## WRITTEN EXERCISE
Give the number of lines that include the word "avatar", nothing more.

## TASK MATERIAL
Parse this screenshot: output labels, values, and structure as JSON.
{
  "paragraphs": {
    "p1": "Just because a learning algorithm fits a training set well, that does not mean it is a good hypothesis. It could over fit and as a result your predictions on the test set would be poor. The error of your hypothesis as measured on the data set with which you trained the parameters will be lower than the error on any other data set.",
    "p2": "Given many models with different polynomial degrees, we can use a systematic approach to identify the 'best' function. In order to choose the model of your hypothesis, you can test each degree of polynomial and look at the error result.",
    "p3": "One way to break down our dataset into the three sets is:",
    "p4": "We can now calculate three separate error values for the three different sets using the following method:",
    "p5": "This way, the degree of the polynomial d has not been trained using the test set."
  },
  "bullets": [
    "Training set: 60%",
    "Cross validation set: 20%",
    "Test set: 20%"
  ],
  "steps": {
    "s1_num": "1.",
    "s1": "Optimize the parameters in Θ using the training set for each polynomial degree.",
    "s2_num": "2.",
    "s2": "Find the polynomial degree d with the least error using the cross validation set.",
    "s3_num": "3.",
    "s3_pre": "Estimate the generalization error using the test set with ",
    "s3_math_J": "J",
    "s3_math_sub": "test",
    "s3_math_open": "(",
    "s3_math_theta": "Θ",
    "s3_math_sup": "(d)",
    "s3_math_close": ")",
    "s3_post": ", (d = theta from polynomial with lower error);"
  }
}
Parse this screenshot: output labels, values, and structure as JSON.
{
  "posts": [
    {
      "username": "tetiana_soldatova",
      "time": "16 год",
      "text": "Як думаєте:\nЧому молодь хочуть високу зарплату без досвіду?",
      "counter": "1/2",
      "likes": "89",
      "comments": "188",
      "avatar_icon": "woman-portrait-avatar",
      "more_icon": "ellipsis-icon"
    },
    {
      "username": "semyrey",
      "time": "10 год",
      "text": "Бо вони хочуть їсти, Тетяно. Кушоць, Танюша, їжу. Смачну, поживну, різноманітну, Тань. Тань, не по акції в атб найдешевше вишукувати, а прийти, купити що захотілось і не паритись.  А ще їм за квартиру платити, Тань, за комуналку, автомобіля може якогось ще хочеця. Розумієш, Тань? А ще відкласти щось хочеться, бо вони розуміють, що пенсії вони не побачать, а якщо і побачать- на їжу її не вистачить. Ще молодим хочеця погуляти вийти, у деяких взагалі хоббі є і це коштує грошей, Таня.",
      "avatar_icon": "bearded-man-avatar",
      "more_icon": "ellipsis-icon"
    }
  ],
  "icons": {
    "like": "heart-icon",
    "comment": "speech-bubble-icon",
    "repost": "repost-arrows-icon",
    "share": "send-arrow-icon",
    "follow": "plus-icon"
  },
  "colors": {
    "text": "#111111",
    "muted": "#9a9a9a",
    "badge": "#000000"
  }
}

## ANSWER TO THIS EXERCISE
2